TASK BRIEF:
Retype each entry below exactly as it stands.

DATA ENTRIES:
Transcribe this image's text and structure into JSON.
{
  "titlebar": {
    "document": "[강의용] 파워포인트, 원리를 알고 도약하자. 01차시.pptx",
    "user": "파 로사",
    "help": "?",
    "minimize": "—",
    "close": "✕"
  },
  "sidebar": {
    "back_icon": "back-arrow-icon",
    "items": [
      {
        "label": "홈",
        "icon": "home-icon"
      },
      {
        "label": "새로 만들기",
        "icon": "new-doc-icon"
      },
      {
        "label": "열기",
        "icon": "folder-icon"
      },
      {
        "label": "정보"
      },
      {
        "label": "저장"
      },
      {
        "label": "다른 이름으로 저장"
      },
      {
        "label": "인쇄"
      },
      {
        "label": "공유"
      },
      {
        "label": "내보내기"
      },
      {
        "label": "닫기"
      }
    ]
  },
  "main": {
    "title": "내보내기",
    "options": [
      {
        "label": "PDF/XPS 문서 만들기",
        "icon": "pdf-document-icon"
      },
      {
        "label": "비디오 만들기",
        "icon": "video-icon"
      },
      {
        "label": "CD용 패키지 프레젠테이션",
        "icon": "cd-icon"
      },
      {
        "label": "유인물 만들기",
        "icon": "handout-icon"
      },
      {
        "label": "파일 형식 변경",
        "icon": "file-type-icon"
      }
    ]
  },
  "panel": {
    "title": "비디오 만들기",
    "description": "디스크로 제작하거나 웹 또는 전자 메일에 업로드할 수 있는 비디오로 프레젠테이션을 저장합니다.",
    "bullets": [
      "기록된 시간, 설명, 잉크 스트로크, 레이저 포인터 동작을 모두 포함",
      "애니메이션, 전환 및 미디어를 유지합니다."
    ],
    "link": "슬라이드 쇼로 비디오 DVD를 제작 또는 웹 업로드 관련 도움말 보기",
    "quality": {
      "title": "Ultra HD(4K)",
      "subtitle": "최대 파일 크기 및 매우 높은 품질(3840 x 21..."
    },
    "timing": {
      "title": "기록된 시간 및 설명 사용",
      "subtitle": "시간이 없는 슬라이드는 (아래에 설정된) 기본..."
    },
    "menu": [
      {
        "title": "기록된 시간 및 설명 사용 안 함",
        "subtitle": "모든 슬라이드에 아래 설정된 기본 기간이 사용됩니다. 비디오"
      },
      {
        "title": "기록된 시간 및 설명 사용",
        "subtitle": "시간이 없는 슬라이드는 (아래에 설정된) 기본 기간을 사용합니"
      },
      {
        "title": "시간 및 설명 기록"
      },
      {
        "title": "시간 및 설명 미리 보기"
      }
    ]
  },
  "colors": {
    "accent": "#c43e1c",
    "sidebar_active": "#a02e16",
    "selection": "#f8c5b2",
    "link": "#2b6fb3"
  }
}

REPLY:
Transcribe this image's text and structure into JSON.
{
  "titlebar": {
    "document": "[강의용] 파워포인트, 원리를 알고 도약하자. 01차시.pptx",
    "user": "파 로사",
    "help": "?",
    "minimize": "—",
    "close": "✕"
  },
  "sidebar": {
    "back_icon": "back-arrow-icon",
    "items": [
      {
        "label": "홈",
        "icon": "home-icon"
      },
      {
        "label": "새로 만들기",
        "icon": "new-doc-icon"
      },
      {
        "label": "열기",
        "icon": "folder-icon"
      },
      {
        "label": "정보"
      },
      {
        "label": "저장"
      },
      {
        "label": "다른 이름으로 저장"
      },
      {
        "label": "인쇄"
      },
      {
        "label": "공유"
      },
      {
        "label": "내보내기"
      },
      {
        "label": "닫기"
      }
    ]
  },
  "main": {
    "title": "내보내기",
    "options": [
      {
        "label": "PDF/XPS 문서 만들기",
        "icon": "pdf-document-icon"
      },
      {
        "label": "비디오 만들기",
        "icon": "video-icon"
      },
      {
        "label": "CD용 패키지 프레젠테이션",
        "icon": "cd-icon"
      },
      {
        "label": "유인물 만들기",
        "icon": "handout-icon"
      },
      {
        "label": "파일 형식 변경",
        "icon": "file-type-icon"
      }
    ]
  },
  "panel": {
    "title": "비디오 만들기",
    "description": "디스크로 제작하거나 웹 또는 전자 메일에 업로드할 수 있는 비디오로 프레젠테이션을 저장합니다.",
    "bullets": [
      "기록된 시간, 설명, 잉크 스트로크, 레이저 포인터 동작을 모두 포함",
      "애니메이션, 전환 및 미디어를 유지합니다."
    ],
    "link": "슬라이드 쇼로 비디오 DVD를 제작 또는 웹 업로드 관련 도움말 보기",
    "quality": {
      "title": "Ultra HD(4K)",
      "subtitle": "최대 파일 크기 및 매우 높은 품질(3840 x 21..."
    },
    "timing": {
      "title": "기록된 시간 및 설명 사용",
      "subtitle": "시간이 없는 슬라이드는 (아래에 설정된) 기본..."
    },
    "menu": [
      {
        "title": "기록된 시간 및 설명 사용 안 함",
        "subtitle": "모든 슬라이드에 아래 설정된 기본 기간이 사용됩니다. 비디오"
      },
      {
        "title": "기록된 시간 및 설명 사용",
        "subtitle": "시간이 없는 슬라이드는 (아래에 설정된) 기본 기간을 사용합니"
      },
      {
        "title": "시간 및 설명 기록"
      },
      {
        "title": "시간 및 설명 미리 보기"
      }
    ]
  },
  "colors": {
    "accent": "#c43e1c",
    "sidebar_active": "#a02e16",
    "selection": "#f8c5b2",
    "link": "#2b6fb3"
  }
}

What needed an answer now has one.